**GIVEN DATA**
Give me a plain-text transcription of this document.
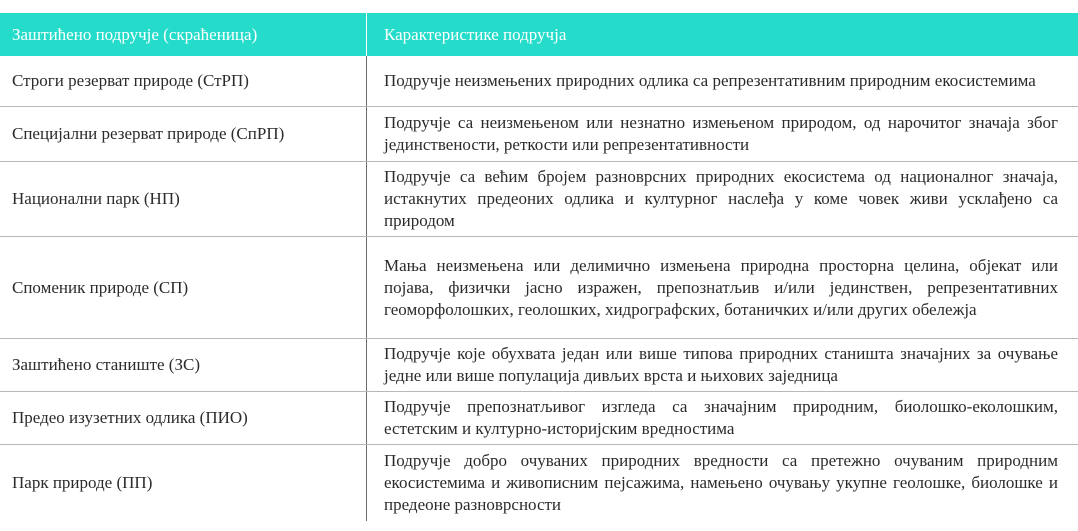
Заштићено подручје (скраћеница)	Карактеристике подручја
Строги резерват природе (СтРП)	Подручје неизмењених природних одлика са репрезентативним природним екосистемима
Специјални резерват природе (СпРП)
Подручје са неизмењеном или незнатно измењеном природом, од нарочитог значаја због јединствености, реткости или репрезентативности
Национални парк (НП)
Подручје са већим бројем разноврсних природних екосистема од националног значаја, истакнутих предеоних одлика и културног наслеђа у коме човек живи усклађено са природом
Споменик природе (СП)
Мања неизмењена или делимично измењена природна просторна целина, објекат или појава, физички јасно изражен, препознатљив и/или јединствен, репрезентативних геоморфолошких, геолошких, хидрографских, ботаничких и/или других обележја
Заштићено станиште (ЗС)
Подручје које обухвата један или више типова природних станишта значајних за очување једне или више популација дивљих врста и њихових заједница
Предео изузетних одлика (ПИО)
Подручје препознатљивог изгледа са значајним природним, биолошко-еколошким, естетским и културно-историјским вредностима
Парк природе (ПП)
Подручје добро очуваних природних вредности са претежно очуваним природним екосистемима и живописним пејсажима, намењено очувању укупне геолошке, биолошке и предеоне разноврсности
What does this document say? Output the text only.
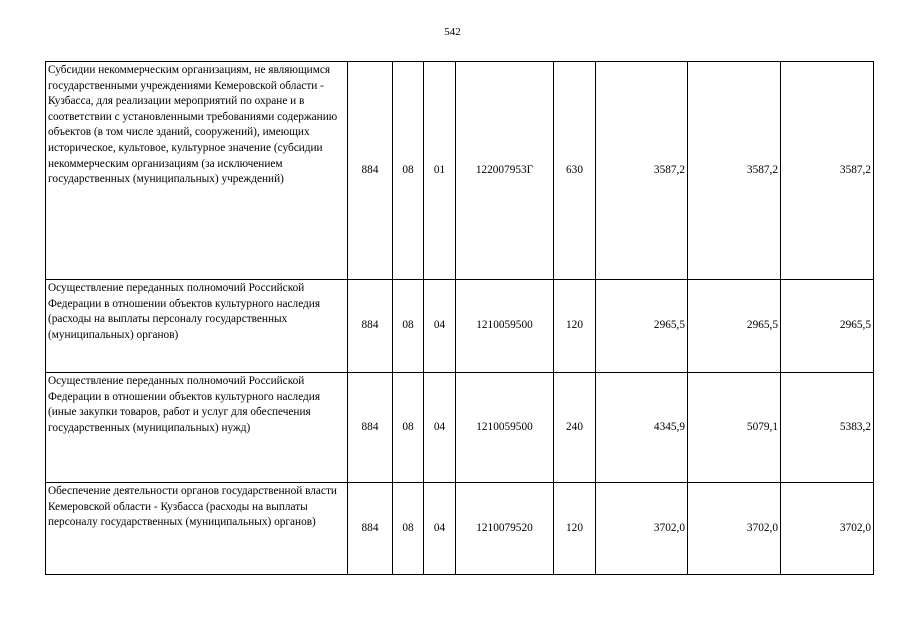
542
Субсидии некоммерческим организациям, не являющимся государственными учреждениями Кемеровской области - Кузбасса, для реализации мероприятий по охране и в соответствии с установленными требованиями содержанию объектов (в том числе зданий, сооружений), имеющих историческое, культовое, культурное значение (субсидии некоммерческим организациям (за исключением государственных (муниципальных) учреждений)	884	08	01	122007953Г	630	3587,2	3587,2	3587,2
Осуществление переданных полномочий Российской Федерации в отношении объектов культурного наследия (расходы на выплаты персоналу государственных (муниципальных) органов)	884	08	04	1210059500	120	2965,5	2965,5	2965,5
Осуществление переданных полномочий Российской Федерации в отношении объектов культурного наследия (иные закупки товаров, работ и услуг для обеспечения государственных (муниципальных) нужд)	884	08	04	1210059500	240	4345,9	5079,1	5383,2
Обеспечение деятельности органов государственной власти Кемеровской области - Кузбасса (расходы на выплаты персоналу государственных (муниципальных) органов)	884	08	04	1210079520	120	3702,0	3702,0	3702,0
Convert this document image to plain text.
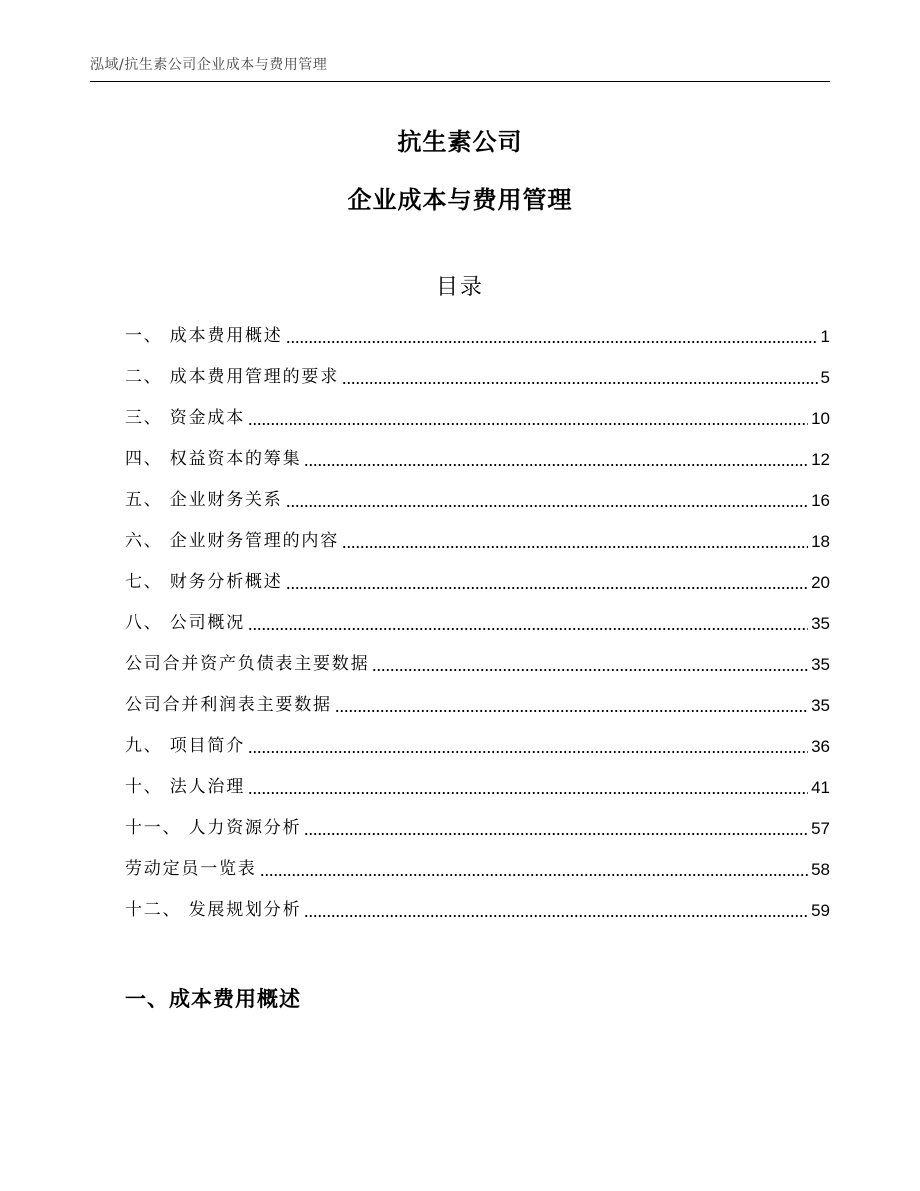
泓域/抗生素公司企业成本与费用管理
抗生素公司
企业成本与费用管理
目录
一、 成本费用概述	1
二、 成本费用管理的要求	5
三、 资金成本	10
四、 权益资本的筹集	12
五、 企业财务关系	16
六、 企业财务管理的内容	18
七、 财务分析概述	20
八、 公司概况	35
公司合并资产负债表主要数据	35
公司合并利润表主要数据	35
九、 项目简介	36
十、 法人治理	41
十一、 人力资源分析	57
劳动定员一览表	58
十二、 发展规划分析	59
一、成本费用概述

**PROBLEM STATEMENT**
Without including any pictures, output all the entries above exactly.

**PROBLEM SOLUTION**
Give me a plain-text transcription of this document.
Заштићено подручје (скраћеница)	Карактеристике подручја
Строги резерват природе (СтРП)	Подручје неизмењених природних одлика са репрезентативним природним екосистемима
Специјални резерват природе (СпРП)
Подручје са неизмењеном или незнатно измењеном природом, од нарочитог значаја због јединствености, реткости или репрезентативности
Национални парк (НП)
Подручје са већим бројем разноврсних природних екосистема од националног значаја, истакнутих предеоних одлика и културног наслеђа у коме човек живи усклађено са природом
Споменик природе (СП)
Мања неизмењена или делимично измењена природна просторна целина, објекат или појава, физички јасно изражен, препознатљив и/или јединствен, репрезентативних геоморфолошких, геолошких, хидрографских, ботаничких и/или других обележја
Заштићено станиште (ЗС)
Подручје које обухвата један или више типова природних станишта значајних за очување једне или више популација дивљих врста и њихових заједница
Предео изузетних одлика (ПИО)
Подручје препознатљивог изгледа са значајним природним, биолошко-еколошким, естетским и културно-историјским вредностима
Парк природе (ПП)
Подручје добро очуваних природних вредности са претежно очуваним природним екосистемима и живописним пејсажима, намењено очувању укупне геолошке, биолошке и предеоне разноврсности
What does this document say? Output the text only.
542
Субсидии некоммерческим организациям, не являющимся государственными учреждениями Кемеровской области - Кузбасса, для реализации мероприятий по охране и в соответствии с установленными требованиями содержанию объектов (в том числе зданий, сооружений), имеющих историческое, культовое, культурное значение (субсидии некоммерческим организациям (за исключением государственных (муниципальных) учреждений)	884	08	01	122007953Г	630	3587,2	3587,2	3587,2
Осуществление переданных полномочий Российской Федерации в отношении объектов культурного наследия (расходы на выплаты персоналу государственных (муниципальных) органов)	884	08	04	1210059500	120	2965,5	2965,5	2965,5
Осуществление переданных полномочий Российской Федерации в отношении объектов культурного наследия (иные закупки товаров, работ и услуг для обеспечения государственных (муниципальных) нужд)	884	08	04	1210059500	240	4345,9	5079,1	5383,2
Обеспечение деятельности органов государственной власти Кемеровской области - Кузбасса (расходы на выплаты персоналу государственных (муниципальных) органов)	884	08	04	1210079520	120	3702,0	3702,0	3702,0
Convert this document image to plain text.
泓域/抗生素公司企业成本与费用管理
抗生素公司
企业成本与费用管理
目录
一、 成本费用概述	1
二、 成本费用管理的要求	5
三、 资金成本	10
四、 权益资本的筹集	12
五、 企业财务关系	16
六、 企业财务管理的内容	18
七、 财务分析概述	20
八、 公司概况	35
公司合并资产负债表主要数据	35
公司合并利润表主要数据	35
九、 项目简介	36
十、 法人治理	41
十一、 人力资源分析	57
劳动定员一览表	58
十二、 发展规划分析	59
一、成本费用概述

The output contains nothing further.